**AIM OF THE EXERCISE:**
Read the records and write them out again exactly.

**Records from a data collection:**
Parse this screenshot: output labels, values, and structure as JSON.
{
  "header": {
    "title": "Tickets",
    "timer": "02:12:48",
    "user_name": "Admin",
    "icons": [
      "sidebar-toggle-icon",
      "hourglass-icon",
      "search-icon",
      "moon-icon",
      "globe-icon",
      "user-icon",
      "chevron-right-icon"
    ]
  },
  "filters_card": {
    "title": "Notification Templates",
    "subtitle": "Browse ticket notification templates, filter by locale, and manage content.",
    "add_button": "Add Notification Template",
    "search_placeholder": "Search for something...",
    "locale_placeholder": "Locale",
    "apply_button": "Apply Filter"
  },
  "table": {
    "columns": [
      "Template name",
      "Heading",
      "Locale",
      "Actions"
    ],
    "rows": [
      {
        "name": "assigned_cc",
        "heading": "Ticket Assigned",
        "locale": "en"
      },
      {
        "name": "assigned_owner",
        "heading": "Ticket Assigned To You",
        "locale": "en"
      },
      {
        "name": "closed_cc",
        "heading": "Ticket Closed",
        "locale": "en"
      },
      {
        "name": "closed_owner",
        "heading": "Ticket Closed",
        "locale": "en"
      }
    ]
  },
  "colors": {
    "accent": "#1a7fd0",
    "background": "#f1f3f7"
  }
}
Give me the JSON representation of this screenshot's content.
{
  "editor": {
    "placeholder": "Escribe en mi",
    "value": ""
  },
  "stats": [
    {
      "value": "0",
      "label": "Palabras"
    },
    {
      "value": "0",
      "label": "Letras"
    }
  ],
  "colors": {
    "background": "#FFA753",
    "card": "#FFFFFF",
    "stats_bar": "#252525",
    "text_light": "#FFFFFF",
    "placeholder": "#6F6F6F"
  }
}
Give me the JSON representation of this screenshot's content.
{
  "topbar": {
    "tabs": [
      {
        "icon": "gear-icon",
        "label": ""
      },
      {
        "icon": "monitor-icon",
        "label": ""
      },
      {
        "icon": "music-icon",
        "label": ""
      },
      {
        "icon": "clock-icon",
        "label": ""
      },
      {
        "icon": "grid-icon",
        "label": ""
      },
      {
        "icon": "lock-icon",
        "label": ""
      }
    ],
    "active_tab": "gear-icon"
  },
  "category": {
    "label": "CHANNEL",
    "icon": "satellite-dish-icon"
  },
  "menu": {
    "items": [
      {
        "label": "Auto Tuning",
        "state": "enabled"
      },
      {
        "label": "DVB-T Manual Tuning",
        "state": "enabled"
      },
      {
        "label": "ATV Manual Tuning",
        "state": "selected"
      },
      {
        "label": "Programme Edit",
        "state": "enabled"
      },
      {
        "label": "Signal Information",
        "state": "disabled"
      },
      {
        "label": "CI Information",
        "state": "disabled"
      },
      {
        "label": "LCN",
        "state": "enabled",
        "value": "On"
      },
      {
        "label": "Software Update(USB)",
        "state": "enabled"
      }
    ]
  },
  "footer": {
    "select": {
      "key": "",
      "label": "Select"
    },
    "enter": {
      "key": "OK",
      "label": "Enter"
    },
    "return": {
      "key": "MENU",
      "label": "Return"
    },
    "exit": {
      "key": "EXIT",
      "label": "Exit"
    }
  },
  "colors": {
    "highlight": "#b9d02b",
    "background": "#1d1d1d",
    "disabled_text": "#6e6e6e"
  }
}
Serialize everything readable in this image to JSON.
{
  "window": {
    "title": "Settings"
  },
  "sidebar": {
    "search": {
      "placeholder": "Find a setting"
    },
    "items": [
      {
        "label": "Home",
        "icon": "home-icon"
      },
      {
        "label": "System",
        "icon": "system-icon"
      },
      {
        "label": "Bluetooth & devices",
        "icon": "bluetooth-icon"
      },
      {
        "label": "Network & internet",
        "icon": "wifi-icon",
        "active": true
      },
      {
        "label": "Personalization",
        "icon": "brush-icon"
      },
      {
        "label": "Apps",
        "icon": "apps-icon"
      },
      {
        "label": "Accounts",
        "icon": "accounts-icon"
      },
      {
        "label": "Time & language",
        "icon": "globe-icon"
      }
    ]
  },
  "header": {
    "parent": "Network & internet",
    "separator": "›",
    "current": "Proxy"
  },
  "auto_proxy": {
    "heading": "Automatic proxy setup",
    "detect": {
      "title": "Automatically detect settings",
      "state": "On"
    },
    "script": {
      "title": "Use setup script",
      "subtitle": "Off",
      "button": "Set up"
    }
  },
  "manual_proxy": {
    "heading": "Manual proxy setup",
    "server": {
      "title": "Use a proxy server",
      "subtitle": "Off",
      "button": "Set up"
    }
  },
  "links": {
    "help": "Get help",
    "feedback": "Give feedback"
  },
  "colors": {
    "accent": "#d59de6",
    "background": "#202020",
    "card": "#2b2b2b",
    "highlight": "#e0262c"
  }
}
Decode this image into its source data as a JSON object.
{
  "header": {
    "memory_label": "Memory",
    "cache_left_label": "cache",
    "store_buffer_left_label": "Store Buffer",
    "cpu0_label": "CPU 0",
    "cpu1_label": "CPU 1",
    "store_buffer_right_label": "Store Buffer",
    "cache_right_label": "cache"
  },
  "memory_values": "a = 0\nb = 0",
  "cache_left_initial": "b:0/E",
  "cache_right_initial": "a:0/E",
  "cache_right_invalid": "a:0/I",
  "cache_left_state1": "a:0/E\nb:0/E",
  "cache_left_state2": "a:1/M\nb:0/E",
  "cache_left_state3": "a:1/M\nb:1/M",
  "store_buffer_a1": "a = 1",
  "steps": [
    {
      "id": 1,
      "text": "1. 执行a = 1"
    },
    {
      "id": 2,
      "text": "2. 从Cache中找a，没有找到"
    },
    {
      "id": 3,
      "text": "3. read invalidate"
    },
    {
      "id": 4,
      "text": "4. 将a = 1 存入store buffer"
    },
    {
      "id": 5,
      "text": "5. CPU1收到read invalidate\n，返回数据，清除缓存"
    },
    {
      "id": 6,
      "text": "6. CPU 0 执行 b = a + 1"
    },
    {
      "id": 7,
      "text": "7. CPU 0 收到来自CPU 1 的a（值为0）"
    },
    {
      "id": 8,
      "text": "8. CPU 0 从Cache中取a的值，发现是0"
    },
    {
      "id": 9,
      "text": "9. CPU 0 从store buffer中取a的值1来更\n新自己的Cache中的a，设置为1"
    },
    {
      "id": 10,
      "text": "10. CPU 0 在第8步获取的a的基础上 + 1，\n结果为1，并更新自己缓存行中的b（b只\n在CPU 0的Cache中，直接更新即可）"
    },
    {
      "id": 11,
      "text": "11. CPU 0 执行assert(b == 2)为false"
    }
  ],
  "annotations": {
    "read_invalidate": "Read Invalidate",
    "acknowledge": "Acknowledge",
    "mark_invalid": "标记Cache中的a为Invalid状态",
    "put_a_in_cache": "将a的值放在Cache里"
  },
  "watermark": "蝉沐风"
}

**EXERCISE RESULT:**
Parse this screenshot: output labels, values, and structure as JSON.
{
  "header": {
    "title": "Tickets",
    "timer": "02:12:48",
    "user_name": "Admin",
    "icons": [
      "sidebar-toggle-icon",
      "hourglass-icon",
      "search-icon",
      "moon-icon",
      "globe-icon",
      "user-icon",
      "chevron-right-icon"
    ]
  },
  "filters_card": {
    "title": "Notification Templates",
    "subtitle": "Browse ticket notification templates, filter by locale, and manage content.",
    "add_button": "Add Notification Template",
    "search_placeholder": "Search for something...",
    "locale_placeholder": "Locale",
    "apply_button": "Apply Filter"
  },
  "table": {
    "columns": [
      "Template name",
      "Heading",
      "Locale",
      "Actions"
    ],
    "rows": [
      {
        "name": "assigned_cc",
        "heading": "Ticket Assigned",
        "locale": "en"
      },
      {
        "name": "assigned_owner",
        "heading": "Ticket Assigned To You",
        "locale": "en"
      },
      {
        "name": "closed_cc",
        "heading": "Ticket Closed",
        "locale": "en"
      },
      {
        "name": "closed_owner",
        "heading": "Ticket Closed",
        "locale": "en"
      }
    ]
  },
  "colors": {
    "accent": "#1a7fd0",
    "background": "#f1f3f7"
  }
}
Give me the JSON representation of this screenshot's content.
{
  "editor": {
    "placeholder": "Escribe en mi",
    "value": ""
  },
  "stats": [
    {
      "value": "0",
      "label": "Palabras"
    },
    {
      "value": "0",
      "label": "Letras"
    }
  ],
  "colors": {
    "background": "#FFA753",
    "card": "#FFFFFF",
    "stats_bar": "#252525",
    "text_light": "#FFFFFF",
    "placeholder": "#6F6F6F"
  }
}
Give me the JSON representation of this screenshot's content.
{
  "topbar": {
    "tabs": [
      {
        "icon": "gear-icon",
        "label": ""
      },
      {
        "icon": "monitor-icon",
        "label": ""
      },
      {
        "icon": "music-icon",
        "label": ""
      },
      {
        "icon": "clock-icon",
        "label": ""
      },
      {
        "icon": "grid-icon",
        "label": ""
      },
      {
        "icon": "lock-icon",
        "label": ""
      }
    ],
    "active_tab": "gear-icon"
  },
  "category": {
    "label": "CHANNEL",
    "icon": "satellite-dish-icon"
  },
  "menu": {
    "items": [
      {
        "label": "Auto Tuning",
        "state": "enabled"
      },
      {
        "label": "DVB-T Manual Tuning",
        "state": "enabled"
      },
      {
        "label": "ATV Manual Tuning",
        "state": "selected"
      },
      {
        "label": "Programme Edit",
        "state": "enabled"
      },
      {
        "label": "Signal Information",
        "state": "disabled"
      },
      {
        "label": "CI Information",
        "state": "disabled"
      },
      {
        "label": "LCN",
        "state": "enabled",
        "value": "On"
      },
      {
        "label": "Software Update(USB)",
        "state": "enabled"
      }
    ]
  },
  "footer": {
    "select": {
      "key": "",
      "label": "Select"
    },
    "enter": {
      "key": "OK",
      "label": "Enter"
    },
    "return": {
      "key": "MENU",
      "label": "Return"
    },
    "exit": {
      "key": "EXIT",
      "label": "Exit"
    }
  },
  "colors": {
    "highlight": "#b9d02b",
    "background": "#1d1d1d",
    "disabled_text": "#6e6e6e"
  }
}
Serialize everything readable in this image to JSON.
{
  "window": {
    "title": "Settings"
  },
  "sidebar": {
    "search": {
      "placeholder": "Find a setting"
    },
    "items": [
      {
        "label": "Home",
        "icon": "home-icon"
      },
      {
        "label": "System",
        "icon": "system-icon"
      },
      {
        "label": "Bluetooth & devices",
        "icon": "bluetooth-icon"
      },
      {
        "label": "Network & internet",
        "icon": "wifi-icon",
        "active": true
      },
      {
        "label": "Personalization",
        "icon": "brush-icon"
      },
      {
        "label": "Apps",
        "icon": "apps-icon"
      },
      {
        "label": "Accounts",
        "icon": "accounts-icon"
      },
      {
        "label": "Time & language",
        "icon": "globe-icon"
      }
    ]
  },
  "header": {
    "parent": "Network & internet",
    "separator": "›",
    "current": "Proxy"
  },
  "auto_proxy": {
    "heading": "Automatic proxy setup",
    "detect": {
      "title": "Automatically detect settings",
      "state": "On"
    },
    "script": {
      "title": "Use setup script",
      "subtitle": "Off",
      "button": "Set up"
    }
  },
  "manual_proxy": {
    "heading": "Manual proxy setup",
    "server": {
      "title": "Use a proxy server",
      "subtitle": "Off",
      "button": "Set up"
    }
  },
  "links": {
    "help": "Get help",
    "feedback": "Give feedback"
  },
  "colors": {
    "accent": "#d59de6",
    "background": "#202020",
    "card": "#2b2b2b",
    "highlight": "#e0262c"
  }
}
Decode this image into its source data as a JSON object.
{
  "header": {
    "memory_label": "Memory",
    "cache_left_label": "cache",
    "store_buffer_left_label": "Store Buffer",
    "cpu0_label": "CPU 0",
    "cpu1_label": "CPU 1",
    "store_buffer_right_label": "Store Buffer",
    "cache_right_label": "cache"
  },
  "memory_values": "a = 0\nb = 0",
  "cache_left_initial": "b:0/E",
  "cache_right_initial": "a:0/E",
  "cache_right_invalid": "a:0/I",
  "cache_left_state1": "a:0/E\nb:0/E",
  "cache_left_state2": "a:1/M\nb:0/E",
  "cache_left_state3": "a:1/M\nb:1/M",
  "store_buffer_a1": "a = 1",
  "steps": [
    {
      "id": 1,
      "text": "1. 执行a = 1"
    },
    {
      "id": 2,
      "text": "2. 从Cache中找a，没有找到"
    },
    {
      "id": 3,
      "text": "3. read invalidate"
    },
    {
      "id": 4,
      "text": "4. 将a = 1 存入store buffer"
    },
    {
      "id": 5,
      "text": "5. CPU1收到read invalidate\n，返回数据，清除缓存"
    },
    {
      "id": 6,
      "text": "6. CPU 0 执行 b = a + 1"
    },
    {
      "id": 7,
      "text": "7. CPU 0 收到来自CPU 1 的a（值为0）"
    },
    {
      "id": 8,
      "text": "8. CPU 0 从Cache中取a的值，发现是0"
    },
    {
      "id": 9,
      "text": "9. CPU 0 从store buffer中取a的值1来更\n新自己的Cache中的a，设置为1"
    },
    {
      "id": 10,
      "text": "10. CPU 0 在第8步获取的a的基础上 + 1，\n结果为1，并更新自己缓存行中的b（b只\n在CPU 0的Cache中，直接更新即可）"
    },
    {
      "id": 11,
      "text": "11. CPU 0 执行assert(b == 2)为false"
    }
  ],
  "annotations": {
    "read_invalidate": "Read Invalidate",
    "acknowledge": "Acknowledge",
    "mark_invalid": "标记Cache中的a为Invalid状态",
    "put_a_in_cache": "将a的值放在Cache里"
  },
  "watermark": "蝉沐风"
}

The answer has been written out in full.